In the data that follows, count the lines in which the word "nature" occurs, and report that figure alone.

<<<<

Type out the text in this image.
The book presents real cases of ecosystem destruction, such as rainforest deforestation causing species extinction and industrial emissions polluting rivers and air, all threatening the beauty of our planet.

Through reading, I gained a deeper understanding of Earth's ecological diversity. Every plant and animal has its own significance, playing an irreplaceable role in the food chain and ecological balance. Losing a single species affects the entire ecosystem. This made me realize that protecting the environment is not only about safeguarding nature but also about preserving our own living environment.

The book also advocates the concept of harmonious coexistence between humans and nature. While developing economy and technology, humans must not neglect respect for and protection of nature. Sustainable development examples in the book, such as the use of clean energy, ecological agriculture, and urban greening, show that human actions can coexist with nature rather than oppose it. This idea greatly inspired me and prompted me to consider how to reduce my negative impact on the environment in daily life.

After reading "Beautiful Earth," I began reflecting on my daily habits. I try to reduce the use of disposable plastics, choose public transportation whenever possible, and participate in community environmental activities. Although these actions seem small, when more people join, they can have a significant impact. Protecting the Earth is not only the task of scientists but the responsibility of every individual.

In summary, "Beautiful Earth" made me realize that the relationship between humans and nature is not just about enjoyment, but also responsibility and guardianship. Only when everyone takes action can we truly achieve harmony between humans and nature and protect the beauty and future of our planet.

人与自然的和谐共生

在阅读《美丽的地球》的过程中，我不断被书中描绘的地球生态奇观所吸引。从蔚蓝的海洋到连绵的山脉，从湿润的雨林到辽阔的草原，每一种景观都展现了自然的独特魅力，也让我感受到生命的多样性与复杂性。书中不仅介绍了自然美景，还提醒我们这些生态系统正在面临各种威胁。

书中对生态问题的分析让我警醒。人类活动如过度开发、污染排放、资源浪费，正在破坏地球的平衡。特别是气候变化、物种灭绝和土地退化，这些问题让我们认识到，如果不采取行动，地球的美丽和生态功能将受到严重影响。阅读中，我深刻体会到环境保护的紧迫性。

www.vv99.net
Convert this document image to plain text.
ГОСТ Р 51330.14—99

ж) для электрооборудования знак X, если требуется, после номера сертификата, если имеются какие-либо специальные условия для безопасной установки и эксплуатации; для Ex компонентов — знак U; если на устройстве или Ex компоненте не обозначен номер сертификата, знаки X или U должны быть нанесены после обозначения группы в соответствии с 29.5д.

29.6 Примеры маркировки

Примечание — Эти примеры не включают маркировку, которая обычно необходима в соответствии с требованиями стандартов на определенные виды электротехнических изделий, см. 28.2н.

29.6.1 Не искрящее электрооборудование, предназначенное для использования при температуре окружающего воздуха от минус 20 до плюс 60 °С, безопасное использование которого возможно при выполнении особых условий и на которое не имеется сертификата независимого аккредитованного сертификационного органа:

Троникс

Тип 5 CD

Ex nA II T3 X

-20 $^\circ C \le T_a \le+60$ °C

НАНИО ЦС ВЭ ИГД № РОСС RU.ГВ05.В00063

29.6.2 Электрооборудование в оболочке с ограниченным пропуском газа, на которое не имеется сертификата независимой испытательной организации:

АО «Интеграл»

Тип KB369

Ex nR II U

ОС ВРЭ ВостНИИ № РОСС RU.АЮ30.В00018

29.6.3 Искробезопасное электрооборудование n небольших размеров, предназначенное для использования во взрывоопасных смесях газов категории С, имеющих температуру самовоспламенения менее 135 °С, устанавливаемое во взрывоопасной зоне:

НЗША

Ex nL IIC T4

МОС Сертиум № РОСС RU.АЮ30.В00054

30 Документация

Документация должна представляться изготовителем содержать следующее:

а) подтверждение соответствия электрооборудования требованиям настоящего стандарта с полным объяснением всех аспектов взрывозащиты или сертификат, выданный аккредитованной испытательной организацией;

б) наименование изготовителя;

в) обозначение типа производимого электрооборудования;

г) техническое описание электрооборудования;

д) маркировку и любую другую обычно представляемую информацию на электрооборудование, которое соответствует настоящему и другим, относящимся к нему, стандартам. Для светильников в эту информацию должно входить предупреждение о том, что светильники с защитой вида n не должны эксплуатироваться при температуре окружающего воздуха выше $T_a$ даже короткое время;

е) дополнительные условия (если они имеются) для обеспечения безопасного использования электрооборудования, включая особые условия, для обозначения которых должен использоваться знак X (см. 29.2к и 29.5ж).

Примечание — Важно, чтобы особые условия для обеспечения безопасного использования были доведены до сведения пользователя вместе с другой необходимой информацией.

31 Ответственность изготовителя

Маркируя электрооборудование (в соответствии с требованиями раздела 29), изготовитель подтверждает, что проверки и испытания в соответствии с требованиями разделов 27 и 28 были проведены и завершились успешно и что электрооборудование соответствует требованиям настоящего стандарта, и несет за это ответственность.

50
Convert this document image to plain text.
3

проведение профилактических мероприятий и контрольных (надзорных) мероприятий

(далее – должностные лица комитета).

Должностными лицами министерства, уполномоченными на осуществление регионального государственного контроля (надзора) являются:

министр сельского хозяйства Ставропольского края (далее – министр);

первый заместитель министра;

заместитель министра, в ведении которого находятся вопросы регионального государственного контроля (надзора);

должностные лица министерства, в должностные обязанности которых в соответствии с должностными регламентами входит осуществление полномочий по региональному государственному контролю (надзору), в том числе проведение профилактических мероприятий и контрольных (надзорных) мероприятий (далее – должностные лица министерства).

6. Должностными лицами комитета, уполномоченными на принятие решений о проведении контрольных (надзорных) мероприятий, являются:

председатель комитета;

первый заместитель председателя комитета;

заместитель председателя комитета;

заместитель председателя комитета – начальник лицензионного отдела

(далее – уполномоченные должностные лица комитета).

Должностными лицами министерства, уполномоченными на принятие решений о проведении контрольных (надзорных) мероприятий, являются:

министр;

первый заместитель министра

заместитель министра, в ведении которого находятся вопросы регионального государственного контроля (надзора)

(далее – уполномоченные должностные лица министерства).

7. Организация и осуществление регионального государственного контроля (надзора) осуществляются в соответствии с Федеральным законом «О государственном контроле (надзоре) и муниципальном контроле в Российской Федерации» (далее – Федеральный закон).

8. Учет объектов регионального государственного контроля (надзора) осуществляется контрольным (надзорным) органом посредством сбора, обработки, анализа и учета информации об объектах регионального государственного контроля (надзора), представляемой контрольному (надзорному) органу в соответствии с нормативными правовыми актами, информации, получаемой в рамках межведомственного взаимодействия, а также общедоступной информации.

>>>>

TASK OUTPUT ::
3